— YOUR INSTRUCTIONS —
Check each line of the listing for the word "fiber" and give only the number of lines that have it.

(Rows from a figure dataset)
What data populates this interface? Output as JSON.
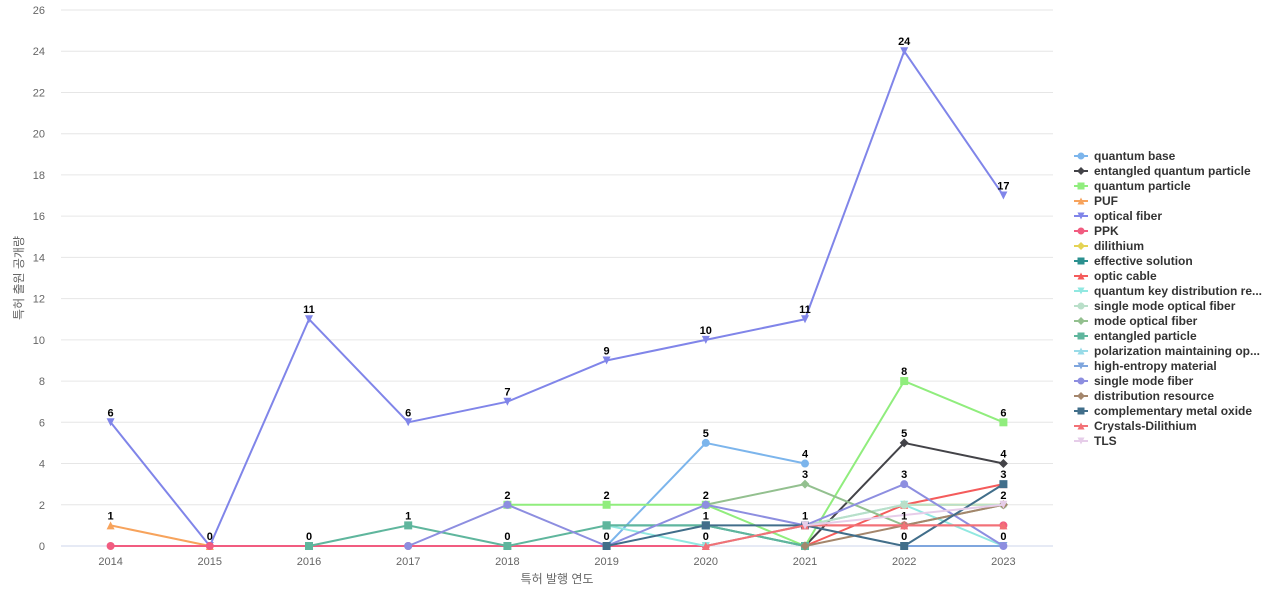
{
  "chart_data": {
    "type": "line",
    "title": "",
    "xlabel": "특허 발행 연도",
    "ylabel": "특허 출원 공개량",
    "x": [
      "2014",
      "2015",
      "2016",
      "2017",
      "2018",
      "2019",
      "2020",
      "2021",
      "2022",
      "2023"
    ],
    "ylim": [
      0,
      26
    ],
    "yticks": [
      0,
      2,
      4,
      6,
      8,
      10,
      12,
      14,
      16,
      18,
      20,
      22,
      24,
      26
    ],
    "grid": true,
    "legend_position": "right",
    "series": [
      {
        "name": "quantum base",
        "color": "#7cb5ec",
        "marker": "circle",
        "values": [
          null,
          null,
          null,
          null,
          null,
          0,
          5,
          4,
          null,
          null
        ],
        "labels": [
          false,
          false,
          false,
          false,
          false,
          false,
          true,
          true,
          false,
          false
        ]
      },
      {
        "name": "entangled quantum particle",
        "color": "#434348",
        "marker": "diamond",
        "values": [
          null,
          null,
          null,
          null,
          null,
          null,
          null,
          0,
          5,
          4
        ],
        "labels": [
          false,
          false,
          false,
          false,
          false,
          false,
          false,
          false,
          true,
          true
        ]
      },
      {
        "name": "quantum particle",
        "color": "#90ed7d",
        "marker": "square",
        "values": [
          null,
          null,
          null,
          null,
          2,
          2,
          2,
          0,
          8,
          6
        ],
        "labels": [
          false,
          false,
          false,
          false,
          false,
          true,
          false,
          false,
          true,
          true
        ]
      },
      {
        "name": "PUF",
        "color": "#f7a35c",
        "marker": "triangle",
        "values": [
          1,
          0,
          null,
          null,
          null,
          null,
          null,
          null,
          null,
          null
        ],
        "labels": [
          true,
          false,
          false,
          false,
          false,
          false,
          false,
          false,
          false,
          false
        ]
      },
      {
        "name": "optical fiber",
        "color": "#8085e9",
        "marker": "triangle-down",
        "values": [
          6,
          0,
          11,
          6,
          7,
          9,
          10,
          11,
          24,
          17
        ],
        "labels": [
          true,
          true,
          true,
          true,
          true,
          true,
          true,
          true,
          true,
          true
        ]
      },
      {
        "name": "PPK",
        "color": "#f15c80",
        "marker": "circle",
        "values": [
          0,
          0,
          0,
          0,
          null,
          0,
          0,
          1,
          1,
          1
        ],
        "labels": [
          false,
          false,
          false,
          false,
          false,
          false,
          false,
          false,
          false,
          false
        ]
      },
      {
        "name": "dilithium",
        "color": "#e4d354",
        "marker": "diamond",
        "values": [
          null,
          null,
          null,
          null,
          null,
          null,
          null,
          null,
          2,
          2
        ],
        "labels": [
          false,
          false,
          false,
          false,
          false,
          false,
          false,
          false,
          false,
          false
        ]
      },
      {
        "name": "effective solution",
        "color": "#2b908f",
        "marker": "square",
        "values": [
          null,
          null,
          null,
          null,
          null,
          1,
          1,
          0,
          null,
          null
        ],
        "labels": [
          false,
          false,
          false,
          false,
          false,
          false,
          false,
          false,
          false,
          false
        ]
      },
      {
        "name": "optic cable",
        "color": "#f45b5b",
        "marker": "triangle",
        "values": [
          null,
          null,
          null,
          null,
          null,
          null,
          null,
          0,
          2,
          3
        ],
        "labels": [
          false,
          false,
          false,
          false,
          false,
          false,
          false,
          false,
          false,
          false
        ]
      },
      {
        "name": "quantum key distribution re...",
        "color": "#91e8e1",
        "marker": "triangle-down",
        "values": [
          null,
          null,
          null,
          null,
          null,
          1,
          0,
          1,
          2,
          0
        ],
        "labels": [
          false,
          false,
          false,
          false,
          false,
          false,
          false,
          false,
          false,
          true
        ]
      },
      {
        "name": "single mode optical fiber",
        "color": "#b9dfc9",
        "marker": "circle",
        "values": [
          null,
          null,
          null,
          null,
          null,
          null,
          null,
          1,
          2,
          2
        ],
        "labels": [
          false,
          false,
          false,
          false,
          false,
          false,
          false,
          false,
          false,
          false
        ]
      },
      {
        "name": "mode optical fiber",
        "color": "#93c08f",
        "marker": "diamond",
        "values": [
          null,
          null,
          null,
          null,
          null,
          null,
          2,
          3,
          1,
          2
        ],
        "labels": [
          false,
          false,
          false,
          false,
          false,
          false,
          true,
          true,
          false,
          true
        ]
      },
      {
        "name": "entangled particle",
        "color": "#5fb69d",
        "marker": "square",
        "values": [
          null,
          null,
          0,
          1,
          0,
          1,
          1,
          0,
          null,
          null
        ],
        "labels": [
          false,
          false,
          true,
          true,
          true,
          false,
          false,
          false,
          false,
          false
        ]
      },
      {
        "name": "polarization maintaining op...",
        "color": "#98dbe8",
        "marker": "triangle",
        "values": [
          null,
          null,
          null,
          null,
          null,
          null,
          null,
          1,
          null,
          null
        ],
        "labels": [
          false,
          false,
          false,
          false,
          false,
          false,
          false,
          false,
          false,
          false
        ]
      },
      {
        "name": "high-entropy material",
        "color": "#7fa6de",
        "marker": "triangle-down",
        "values": [
          null,
          null,
          null,
          null,
          null,
          null,
          null,
          null,
          0,
          0
        ],
        "labels": [
          false,
          false,
          false,
          false,
          false,
          false,
          false,
          false,
          false,
          false
        ]
      },
      {
        "name": "single mode fiber",
        "color": "#8d8ee0",
        "marker": "circle",
        "values": [
          null,
          null,
          null,
          0,
          2,
          0,
          2,
          1,
          3,
          0
        ],
        "labels": [
          false,
          false,
          false,
          false,
          true,
          false,
          false,
          false,
          true,
          false
        ]
      },
      {
        "name": "distribution resource",
        "color": "#a4866c",
        "marker": "diamond",
        "values": [
          null,
          null,
          null,
          null,
          null,
          null,
          null,
          0,
          1,
          2
        ],
        "labels": [
          false,
          false,
          false,
          false,
          false,
          false,
          false,
          false,
          false,
          false
        ]
      },
      {
        "name": "complementary metal oxide",
        "color": "#416e8a",
        "marker": "square",
        "values": [
          null,
          null,
          null,
          null,
          null,
          0,
          1,
          1,
          0,
          3
        ],
        "labels": [
          false,
          false,
          false,
          false,
          false,
          true,
          true,
          false,
          true,
          true
        ]
      },
      {
        "name": "Crystals-Dilithium",
        "color": "#f27176",
        "marker": "triangle",
        "values": [
          null,
          null,
          null,
          null,
          null,
          null,
          0,
          1,
          1,
          1
        ],
        "labels": [
          false,
          false,
          false,
          false,
          false,
          false,
          true,
          true,
          true,
          false
        ]
      },
      {
        "name": "TLS",
        "color": "#e6cde9",
        "marker": "triangle-down",
        "values": [
          null,
          null,
          null,
          null,
          null,
          null,
          null,
          1,
          null,
          2
        ],
        "labels": [
          false,
          false,
          false,
          false,
          false,
          false,
          false,
          false,
          false,
          false
        ]
      }
    ]
  }
}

— TASK RESULT —
4